SUPPLIED RECORDS
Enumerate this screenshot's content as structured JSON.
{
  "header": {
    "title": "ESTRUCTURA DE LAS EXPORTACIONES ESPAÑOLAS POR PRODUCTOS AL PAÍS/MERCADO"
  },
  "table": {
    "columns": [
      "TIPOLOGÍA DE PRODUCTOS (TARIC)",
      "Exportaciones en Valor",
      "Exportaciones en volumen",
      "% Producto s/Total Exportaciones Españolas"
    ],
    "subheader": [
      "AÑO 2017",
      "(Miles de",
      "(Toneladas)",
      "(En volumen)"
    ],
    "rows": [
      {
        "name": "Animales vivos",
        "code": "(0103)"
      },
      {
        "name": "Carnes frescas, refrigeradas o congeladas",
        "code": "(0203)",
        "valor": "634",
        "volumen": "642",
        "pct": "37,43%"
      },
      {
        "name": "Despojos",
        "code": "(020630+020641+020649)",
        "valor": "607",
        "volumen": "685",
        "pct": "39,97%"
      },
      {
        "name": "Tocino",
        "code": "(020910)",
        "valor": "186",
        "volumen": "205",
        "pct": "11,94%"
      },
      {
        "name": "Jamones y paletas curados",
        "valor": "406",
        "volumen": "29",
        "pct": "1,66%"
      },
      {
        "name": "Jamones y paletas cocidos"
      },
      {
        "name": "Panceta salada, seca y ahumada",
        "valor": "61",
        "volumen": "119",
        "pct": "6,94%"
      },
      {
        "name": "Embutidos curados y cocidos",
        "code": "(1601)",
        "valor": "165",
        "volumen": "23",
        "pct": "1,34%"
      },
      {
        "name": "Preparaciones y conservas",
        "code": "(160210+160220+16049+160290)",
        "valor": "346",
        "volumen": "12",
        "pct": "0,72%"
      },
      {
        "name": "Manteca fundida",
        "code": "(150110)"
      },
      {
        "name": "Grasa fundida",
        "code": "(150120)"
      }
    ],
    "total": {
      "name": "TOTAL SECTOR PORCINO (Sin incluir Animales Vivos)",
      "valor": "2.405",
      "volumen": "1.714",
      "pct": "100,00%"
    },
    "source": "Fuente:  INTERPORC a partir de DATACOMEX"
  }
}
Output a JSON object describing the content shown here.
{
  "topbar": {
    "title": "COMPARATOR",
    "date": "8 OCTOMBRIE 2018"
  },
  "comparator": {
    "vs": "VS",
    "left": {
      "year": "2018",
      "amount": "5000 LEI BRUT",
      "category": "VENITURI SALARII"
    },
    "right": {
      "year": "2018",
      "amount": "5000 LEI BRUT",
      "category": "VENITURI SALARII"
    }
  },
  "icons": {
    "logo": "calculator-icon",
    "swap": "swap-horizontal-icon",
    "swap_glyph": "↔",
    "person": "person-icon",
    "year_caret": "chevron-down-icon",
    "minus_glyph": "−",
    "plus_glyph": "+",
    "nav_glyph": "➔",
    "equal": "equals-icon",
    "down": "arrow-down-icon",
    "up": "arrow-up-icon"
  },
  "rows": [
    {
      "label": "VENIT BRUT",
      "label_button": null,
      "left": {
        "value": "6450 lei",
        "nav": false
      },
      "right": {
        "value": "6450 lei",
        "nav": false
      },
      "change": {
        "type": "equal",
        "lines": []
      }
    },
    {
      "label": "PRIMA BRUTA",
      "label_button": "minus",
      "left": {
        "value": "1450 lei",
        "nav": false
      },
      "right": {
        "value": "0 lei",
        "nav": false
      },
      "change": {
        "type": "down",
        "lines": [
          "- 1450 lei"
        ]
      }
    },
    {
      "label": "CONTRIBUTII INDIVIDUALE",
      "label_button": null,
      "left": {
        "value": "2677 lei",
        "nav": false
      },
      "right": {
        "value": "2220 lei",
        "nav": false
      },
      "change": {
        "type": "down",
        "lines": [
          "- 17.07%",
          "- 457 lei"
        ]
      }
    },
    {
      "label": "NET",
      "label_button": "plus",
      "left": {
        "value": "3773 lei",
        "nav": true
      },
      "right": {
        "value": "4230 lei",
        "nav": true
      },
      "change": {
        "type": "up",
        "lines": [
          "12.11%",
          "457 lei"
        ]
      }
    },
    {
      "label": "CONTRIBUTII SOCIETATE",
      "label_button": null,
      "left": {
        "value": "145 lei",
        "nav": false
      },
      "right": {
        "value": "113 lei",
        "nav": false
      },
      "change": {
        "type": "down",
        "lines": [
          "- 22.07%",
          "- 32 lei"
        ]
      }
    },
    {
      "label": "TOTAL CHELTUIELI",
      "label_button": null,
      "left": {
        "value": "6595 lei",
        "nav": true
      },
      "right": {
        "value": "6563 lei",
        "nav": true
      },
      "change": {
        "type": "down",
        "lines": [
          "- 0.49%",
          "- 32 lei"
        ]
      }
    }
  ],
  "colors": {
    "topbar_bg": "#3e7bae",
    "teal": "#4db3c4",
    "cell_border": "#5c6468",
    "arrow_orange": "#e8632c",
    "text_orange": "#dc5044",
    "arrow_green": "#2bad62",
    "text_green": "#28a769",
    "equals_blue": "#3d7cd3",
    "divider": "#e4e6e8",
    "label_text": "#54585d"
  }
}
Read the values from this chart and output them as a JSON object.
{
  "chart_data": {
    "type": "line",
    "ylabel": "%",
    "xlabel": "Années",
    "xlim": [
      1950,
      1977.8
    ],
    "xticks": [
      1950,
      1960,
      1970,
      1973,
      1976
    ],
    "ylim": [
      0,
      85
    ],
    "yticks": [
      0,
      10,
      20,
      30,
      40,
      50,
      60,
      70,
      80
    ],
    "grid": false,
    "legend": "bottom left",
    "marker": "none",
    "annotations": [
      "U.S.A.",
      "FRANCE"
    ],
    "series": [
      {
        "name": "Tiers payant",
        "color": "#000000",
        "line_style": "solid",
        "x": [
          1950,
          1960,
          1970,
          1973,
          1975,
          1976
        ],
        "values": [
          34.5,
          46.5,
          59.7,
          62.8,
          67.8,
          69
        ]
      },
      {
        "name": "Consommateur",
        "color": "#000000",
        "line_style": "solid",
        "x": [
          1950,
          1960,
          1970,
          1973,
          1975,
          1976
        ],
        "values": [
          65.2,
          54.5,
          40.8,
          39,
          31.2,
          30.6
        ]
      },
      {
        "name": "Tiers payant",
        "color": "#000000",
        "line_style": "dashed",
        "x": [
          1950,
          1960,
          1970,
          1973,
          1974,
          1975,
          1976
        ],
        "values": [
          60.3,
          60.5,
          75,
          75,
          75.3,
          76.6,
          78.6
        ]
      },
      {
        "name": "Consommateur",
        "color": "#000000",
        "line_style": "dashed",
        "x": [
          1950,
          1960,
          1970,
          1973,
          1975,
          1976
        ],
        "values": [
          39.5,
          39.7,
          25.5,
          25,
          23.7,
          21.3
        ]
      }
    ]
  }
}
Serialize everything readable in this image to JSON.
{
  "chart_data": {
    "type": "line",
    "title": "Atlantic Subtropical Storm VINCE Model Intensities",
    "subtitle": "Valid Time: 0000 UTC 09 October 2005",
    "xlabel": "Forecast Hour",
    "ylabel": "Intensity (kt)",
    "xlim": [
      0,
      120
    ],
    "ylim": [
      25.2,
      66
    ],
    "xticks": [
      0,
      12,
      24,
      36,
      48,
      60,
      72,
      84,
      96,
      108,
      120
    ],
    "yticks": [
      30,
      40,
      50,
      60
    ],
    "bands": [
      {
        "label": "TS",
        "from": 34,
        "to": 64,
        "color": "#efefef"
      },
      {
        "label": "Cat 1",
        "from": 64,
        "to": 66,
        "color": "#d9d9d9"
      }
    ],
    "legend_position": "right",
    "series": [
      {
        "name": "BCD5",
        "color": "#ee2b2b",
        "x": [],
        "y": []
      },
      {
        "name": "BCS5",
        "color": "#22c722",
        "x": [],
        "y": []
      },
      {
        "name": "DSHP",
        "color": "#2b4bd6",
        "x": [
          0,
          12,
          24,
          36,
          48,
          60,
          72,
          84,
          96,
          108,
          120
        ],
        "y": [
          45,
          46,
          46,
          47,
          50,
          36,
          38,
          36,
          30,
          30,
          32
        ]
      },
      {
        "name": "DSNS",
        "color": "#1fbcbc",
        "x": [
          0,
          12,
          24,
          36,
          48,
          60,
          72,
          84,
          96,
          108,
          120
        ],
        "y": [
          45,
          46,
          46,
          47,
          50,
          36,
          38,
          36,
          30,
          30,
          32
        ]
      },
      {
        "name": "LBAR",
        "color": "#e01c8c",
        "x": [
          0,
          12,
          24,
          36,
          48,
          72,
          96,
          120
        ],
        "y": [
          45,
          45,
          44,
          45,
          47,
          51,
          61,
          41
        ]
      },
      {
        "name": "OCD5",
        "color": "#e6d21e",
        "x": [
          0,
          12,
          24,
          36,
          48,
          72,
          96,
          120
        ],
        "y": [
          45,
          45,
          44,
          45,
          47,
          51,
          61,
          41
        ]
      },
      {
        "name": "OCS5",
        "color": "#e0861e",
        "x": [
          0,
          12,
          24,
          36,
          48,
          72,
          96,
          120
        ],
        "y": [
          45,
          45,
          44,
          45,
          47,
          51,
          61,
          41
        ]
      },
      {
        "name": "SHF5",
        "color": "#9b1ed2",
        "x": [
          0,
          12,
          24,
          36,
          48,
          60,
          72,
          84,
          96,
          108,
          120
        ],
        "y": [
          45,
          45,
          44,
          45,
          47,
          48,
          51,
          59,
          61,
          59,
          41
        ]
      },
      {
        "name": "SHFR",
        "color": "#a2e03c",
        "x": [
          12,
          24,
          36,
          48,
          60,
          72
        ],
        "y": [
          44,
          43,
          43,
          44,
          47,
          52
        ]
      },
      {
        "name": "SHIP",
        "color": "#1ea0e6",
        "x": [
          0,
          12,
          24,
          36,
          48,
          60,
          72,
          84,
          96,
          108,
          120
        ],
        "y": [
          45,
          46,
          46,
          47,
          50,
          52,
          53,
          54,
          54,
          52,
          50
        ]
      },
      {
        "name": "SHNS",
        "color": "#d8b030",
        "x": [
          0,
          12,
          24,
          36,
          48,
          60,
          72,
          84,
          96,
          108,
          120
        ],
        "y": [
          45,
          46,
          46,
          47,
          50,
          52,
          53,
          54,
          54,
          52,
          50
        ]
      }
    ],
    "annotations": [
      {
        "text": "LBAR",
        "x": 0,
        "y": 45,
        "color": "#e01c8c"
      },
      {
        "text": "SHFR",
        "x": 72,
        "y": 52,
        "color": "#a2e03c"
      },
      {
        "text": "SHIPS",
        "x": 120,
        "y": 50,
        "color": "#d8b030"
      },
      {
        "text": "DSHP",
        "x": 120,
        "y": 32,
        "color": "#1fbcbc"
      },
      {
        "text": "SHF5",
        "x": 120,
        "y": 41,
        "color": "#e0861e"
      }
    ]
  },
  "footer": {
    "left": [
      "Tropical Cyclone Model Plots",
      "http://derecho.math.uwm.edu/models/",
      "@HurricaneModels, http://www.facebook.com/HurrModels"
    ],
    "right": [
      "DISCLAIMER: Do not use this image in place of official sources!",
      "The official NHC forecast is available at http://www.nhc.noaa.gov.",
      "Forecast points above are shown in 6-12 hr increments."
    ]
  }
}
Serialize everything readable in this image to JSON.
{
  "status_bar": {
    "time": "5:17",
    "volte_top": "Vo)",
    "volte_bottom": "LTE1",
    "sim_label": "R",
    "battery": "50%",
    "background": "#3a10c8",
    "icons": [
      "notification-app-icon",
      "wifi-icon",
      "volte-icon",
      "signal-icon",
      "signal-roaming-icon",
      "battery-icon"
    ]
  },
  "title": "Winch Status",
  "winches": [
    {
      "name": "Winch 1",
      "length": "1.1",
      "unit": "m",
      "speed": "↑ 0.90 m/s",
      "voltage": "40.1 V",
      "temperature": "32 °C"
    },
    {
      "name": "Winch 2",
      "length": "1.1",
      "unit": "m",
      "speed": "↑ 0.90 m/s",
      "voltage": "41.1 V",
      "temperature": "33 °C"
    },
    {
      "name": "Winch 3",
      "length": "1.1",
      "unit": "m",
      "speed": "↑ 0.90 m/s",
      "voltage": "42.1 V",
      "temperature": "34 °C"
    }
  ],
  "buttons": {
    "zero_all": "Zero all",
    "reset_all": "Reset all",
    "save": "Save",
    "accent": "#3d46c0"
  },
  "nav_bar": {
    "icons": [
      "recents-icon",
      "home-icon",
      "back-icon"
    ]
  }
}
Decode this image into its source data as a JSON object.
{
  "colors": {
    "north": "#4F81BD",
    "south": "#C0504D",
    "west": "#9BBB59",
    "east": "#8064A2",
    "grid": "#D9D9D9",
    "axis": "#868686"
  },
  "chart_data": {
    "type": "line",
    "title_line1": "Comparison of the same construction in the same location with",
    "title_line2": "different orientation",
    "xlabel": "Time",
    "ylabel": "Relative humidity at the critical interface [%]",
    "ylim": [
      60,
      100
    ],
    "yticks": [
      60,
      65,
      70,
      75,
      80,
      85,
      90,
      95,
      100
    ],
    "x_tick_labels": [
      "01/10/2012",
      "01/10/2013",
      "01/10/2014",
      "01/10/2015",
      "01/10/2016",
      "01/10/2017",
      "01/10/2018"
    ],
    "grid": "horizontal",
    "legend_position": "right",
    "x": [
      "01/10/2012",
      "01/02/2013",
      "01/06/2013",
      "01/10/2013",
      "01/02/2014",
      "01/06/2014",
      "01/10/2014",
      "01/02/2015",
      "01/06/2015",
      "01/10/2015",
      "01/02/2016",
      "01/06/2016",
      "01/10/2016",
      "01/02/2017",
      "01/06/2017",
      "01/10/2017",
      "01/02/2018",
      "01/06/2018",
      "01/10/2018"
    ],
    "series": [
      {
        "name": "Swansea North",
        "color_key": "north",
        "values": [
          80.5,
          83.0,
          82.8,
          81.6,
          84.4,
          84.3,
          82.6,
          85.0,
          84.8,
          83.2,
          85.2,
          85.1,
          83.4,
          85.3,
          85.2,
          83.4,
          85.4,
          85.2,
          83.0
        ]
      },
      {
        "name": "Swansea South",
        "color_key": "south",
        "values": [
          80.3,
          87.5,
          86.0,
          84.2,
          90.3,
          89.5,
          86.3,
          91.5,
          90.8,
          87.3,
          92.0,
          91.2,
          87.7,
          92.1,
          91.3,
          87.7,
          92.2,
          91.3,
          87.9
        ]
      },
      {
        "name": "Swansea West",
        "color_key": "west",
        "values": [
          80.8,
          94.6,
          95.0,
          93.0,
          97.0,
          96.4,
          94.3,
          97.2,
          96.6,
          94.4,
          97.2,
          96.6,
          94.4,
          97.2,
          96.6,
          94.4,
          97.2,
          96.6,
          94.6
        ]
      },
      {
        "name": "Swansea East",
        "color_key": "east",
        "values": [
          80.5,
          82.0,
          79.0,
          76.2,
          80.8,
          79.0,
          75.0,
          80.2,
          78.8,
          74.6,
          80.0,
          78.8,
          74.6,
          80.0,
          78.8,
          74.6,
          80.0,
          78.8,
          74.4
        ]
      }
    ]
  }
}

WORK TO COMPLETE
Look over the listing. Pull out every line with the string "ylabel" in it.

OUTPUT BELOW
    "ylabel": "%",
    "ylabel": "Intensity (kt)",
    "ylabel": "Relative humidity at the critical interface [%]",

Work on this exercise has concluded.